## WRITTEN PROBLEM:
Work through the material below and count the lines holding the word "podúroveň"; give that count and nothing more.

## STORED DATA:
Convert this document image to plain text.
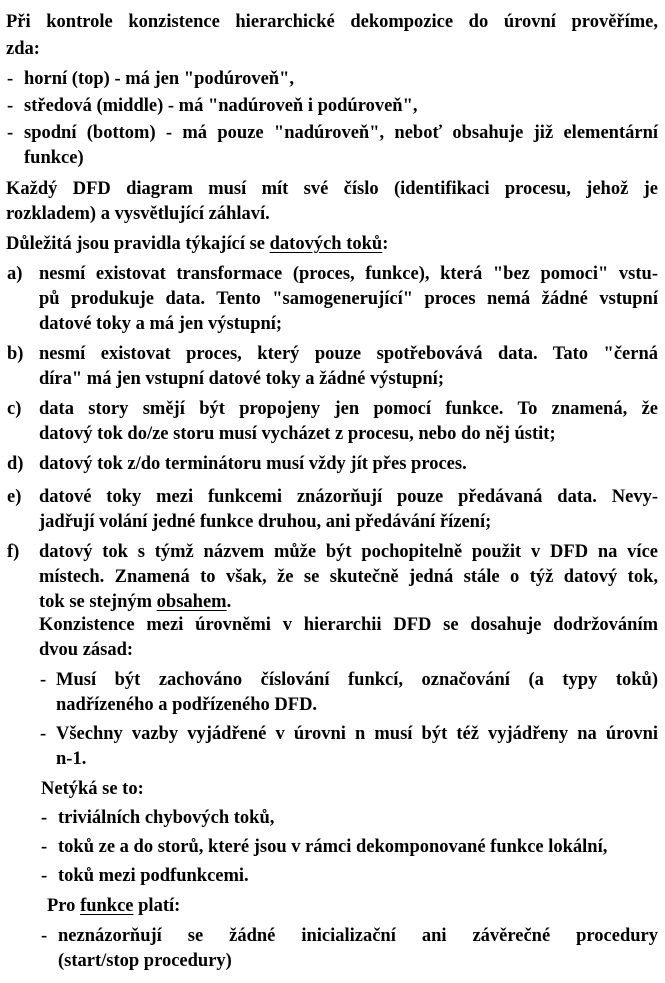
Při kontrole konzistence hierarchické dekompozice do úrovní prověříme,
zda:
- horní (top) - má jen "podúroveň",
- středová (middle) - má "nadúroveň i podúroveň",
- spodní (bottom) - má pouze "nadúroveň", neboť obsahuje již elementární
funkce)
Každý DFD diagram musí mít své číslo (identifikaci procesu, jehož je
rozkladem) a vysvětlující záhlaví.
Důležitá jsou pravidla týkající se datových toků:
a) nesmí existovat transformace (proces, funkce), která "bez pomoci" vstu-
pů produkuje data. Tento "samogenerující" proces nemá žádné vstupní
datové toky a má jen výstupní;
b) nesmí existovat proces, který pouze spotřebovává data. Tato "černá
díra" má jen vstupní datové toky a žádné výstupní;
c) data story smějí být propojeny jen pomocí funkce. To znamená, že
datový tok do/ze storu musí vycházet z procesu, nebo do něj ústit;
d) datový tok z/do terminátoru musí vždy jít přes proces.
e) datové toky mezi funkcemi znázorňují pouze předávaná data. Nevy-
jadřují volání jedné funkce druhou, ani předávání řízení;
f) datový tok s týmž názvem může být pochopitelně použit v DFD na více
místech. Znamená to však, že se skutečně jedná stále o týž datový tok,
tok se stejným obsahem.
Konzistence mezi úrovněmi v hierarchii DFD se dosahuje dodržováním
dvou zásad:
- Musí být zachováno číslování funkcí, označování (a typy toků)
nadřízeného a podřízeného DFD.
- Všechny vazby vyjádřené v úrovni n musí být též vyjádřeny na úrovni
n-1.
Netýká se to:
- triviálních chybových toků,
- toků ze a do storů, které jsou v rámci dekomponované funkce lokální,
- toků mezi podfunkcemi.
Pro funkce platí:
- neznázorňují se žádné inicializační ani závěrečné procedury
(start/stop procedury)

## TASK ANSWER:
2